GOAL OF THE EXERCISE | Which lines contain the string "Hammond"? Please list every one of them.
+++ DATA PROVIDED +++
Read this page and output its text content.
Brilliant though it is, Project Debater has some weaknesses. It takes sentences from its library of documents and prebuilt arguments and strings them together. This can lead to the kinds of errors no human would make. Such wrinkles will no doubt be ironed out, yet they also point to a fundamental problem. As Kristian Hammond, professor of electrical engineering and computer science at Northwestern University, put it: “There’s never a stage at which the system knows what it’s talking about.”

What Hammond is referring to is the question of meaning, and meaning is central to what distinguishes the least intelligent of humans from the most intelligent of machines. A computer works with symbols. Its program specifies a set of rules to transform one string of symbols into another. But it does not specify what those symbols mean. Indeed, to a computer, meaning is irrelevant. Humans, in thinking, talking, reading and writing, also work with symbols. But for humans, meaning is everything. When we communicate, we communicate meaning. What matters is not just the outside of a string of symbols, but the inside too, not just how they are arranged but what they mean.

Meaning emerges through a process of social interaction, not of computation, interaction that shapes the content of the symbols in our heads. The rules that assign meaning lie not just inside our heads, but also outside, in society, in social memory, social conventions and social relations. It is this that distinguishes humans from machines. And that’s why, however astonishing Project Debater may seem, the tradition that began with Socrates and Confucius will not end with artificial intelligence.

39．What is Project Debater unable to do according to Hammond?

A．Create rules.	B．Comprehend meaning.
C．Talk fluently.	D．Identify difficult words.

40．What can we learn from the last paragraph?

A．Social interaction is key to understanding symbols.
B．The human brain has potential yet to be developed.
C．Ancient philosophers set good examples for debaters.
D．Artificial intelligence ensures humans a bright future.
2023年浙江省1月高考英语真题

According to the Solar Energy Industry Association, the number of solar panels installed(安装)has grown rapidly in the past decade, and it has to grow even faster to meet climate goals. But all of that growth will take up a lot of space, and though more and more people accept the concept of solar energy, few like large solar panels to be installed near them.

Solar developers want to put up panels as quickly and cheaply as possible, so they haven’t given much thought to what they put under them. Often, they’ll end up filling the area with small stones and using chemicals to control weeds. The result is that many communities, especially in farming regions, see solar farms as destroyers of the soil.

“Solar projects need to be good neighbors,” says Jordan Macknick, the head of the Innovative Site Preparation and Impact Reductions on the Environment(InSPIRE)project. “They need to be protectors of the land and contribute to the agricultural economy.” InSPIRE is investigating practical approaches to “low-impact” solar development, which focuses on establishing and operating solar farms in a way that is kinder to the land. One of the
+++
EXERCISE SOLUTION |
Brilliant though it is, Project Debater has some weaknesses. It takes sentences from its library of documents and prebuilt arguments and strings them together. This can lead to the kinds of errors no human would make. Such wrinkles will no doubt be ironed out, yet they also point to a fundamental problem. As Kristian Hammond, professor of electrical engineering and computer science at Northwestern University, put it: “There’s never a stage at which the system knows what it’s talking about.”
What Hammond is referring to is the question of meaning, and meaning is central to what distinguishes the least intelligent of humans from the most intelligent of machines. A computer works with symbols. Its program specifies a set of rules to transform one string of symbols into another. But it does not specify what those symbols mean. Indeed, to a computer, meaning is irrelevant. Humans, in thinking, talking, reading and writing, also work with symbols. But for humans, meaning is everything. When we communicate, we communicate meaning. What matters is not just the outside of a string of symbols, but the inside too, not just how they are arranged but what they mean.
39．What is Project Debater unable to do according to Hammond?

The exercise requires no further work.